The task. Count every line that holds the string "settings", and report the number alone.

Supplied material.

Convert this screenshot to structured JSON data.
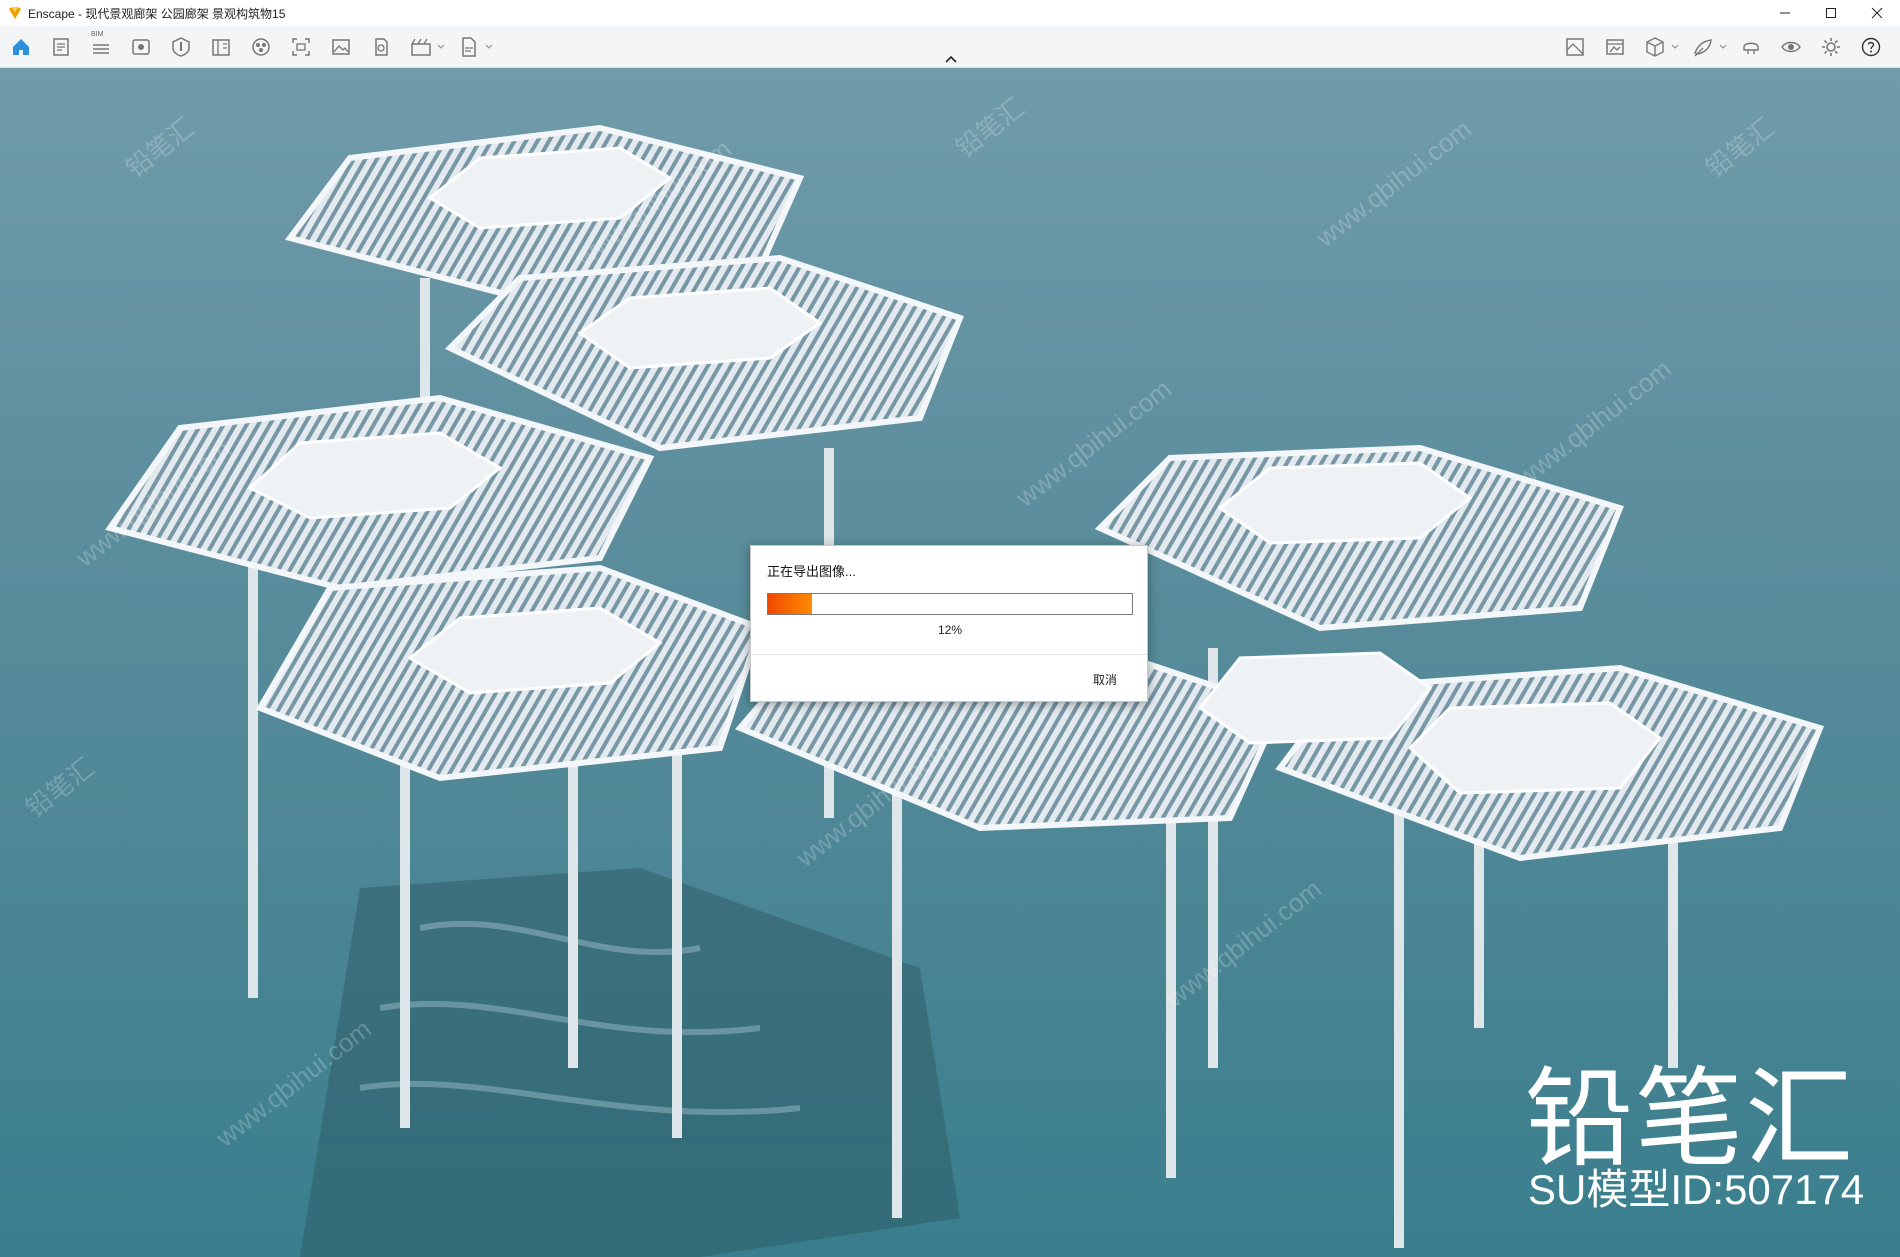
{
  "window": {
    "title": "Enscape - 现代景观廊架 公园廊架 景观构筑物15",
    "controls": [
      "minimize-icon",
      "maximize-icon",
      "close-icon"
    ]
  },
  "toolbar": {
    "bim_label": "BIM",
    "left_icons": [
      "home-icon",
      "file-icon",
      "bim-icon",
      "view-icon",
      "visual-settings-icon",
      "sun-icon",
      "asset-library-icon",
      "screenshot-icon",
      "image-export-icon",
      "panorama-icon",
      "video-icon",
      "exe-export-icon"
    ],
    "right_icons": [
      "map-icon",
      "batch-render-icon",
      "cube-icon",
      "collaborative-icon",
      "vr-headset-icon",
      "eye-icon",
      "settings-icon",
      "help-icon"
    ]
  },
  "dialog": {
    "title": "正在导出图像...",
    "progress": 0.12,
    "progress_text": "12%",
    "cancel_label": "取消",
    "progress_color_start": "#f04a00",
    "progress_color_end": "#ff8a00"
  },
  "watermark": {
    "brand": "铅笔汇",
    "model_id": "SU模型ID:507174",
    "tile_cn": "铅笔汇",
    "tile_url": "www.qbihui.com"
  }
}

Output for this task. 2